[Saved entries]
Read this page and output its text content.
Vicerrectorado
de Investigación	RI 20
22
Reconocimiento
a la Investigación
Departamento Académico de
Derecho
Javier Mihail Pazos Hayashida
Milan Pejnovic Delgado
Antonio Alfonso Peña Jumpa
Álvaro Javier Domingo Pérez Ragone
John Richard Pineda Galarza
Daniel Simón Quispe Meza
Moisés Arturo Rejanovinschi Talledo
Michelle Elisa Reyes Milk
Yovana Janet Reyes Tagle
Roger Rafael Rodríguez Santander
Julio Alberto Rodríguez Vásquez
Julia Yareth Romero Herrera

• **TASK DIRECTIONS**
Write out the entries in full, exactly as given.

• **SOLUTION**
Read this page and output its text content.
Vicerrectorado
de Investigación	RI 20
22
Reconocimiento
a la Investigación
Departamento Académico de
Derecho
Javier Mihail Pazos Hayashida
Milan Pejnovic Delgado
Antonio Alfonso Peña Jumpa
Álvaro Javier Domingo Pérez Ragone
John Richard Pineda Galarza
Daniel Simón Quispe Meza
Moisés Arturo Rejanovinschi Talledo
Michelle Elisa Reyes Milk
Yovana Janet Reyes Tagle
Roger Rafael Rodríguez Santander
Julio Alberto Rodríguez Vásquez
Julia Yareth Romero Herrera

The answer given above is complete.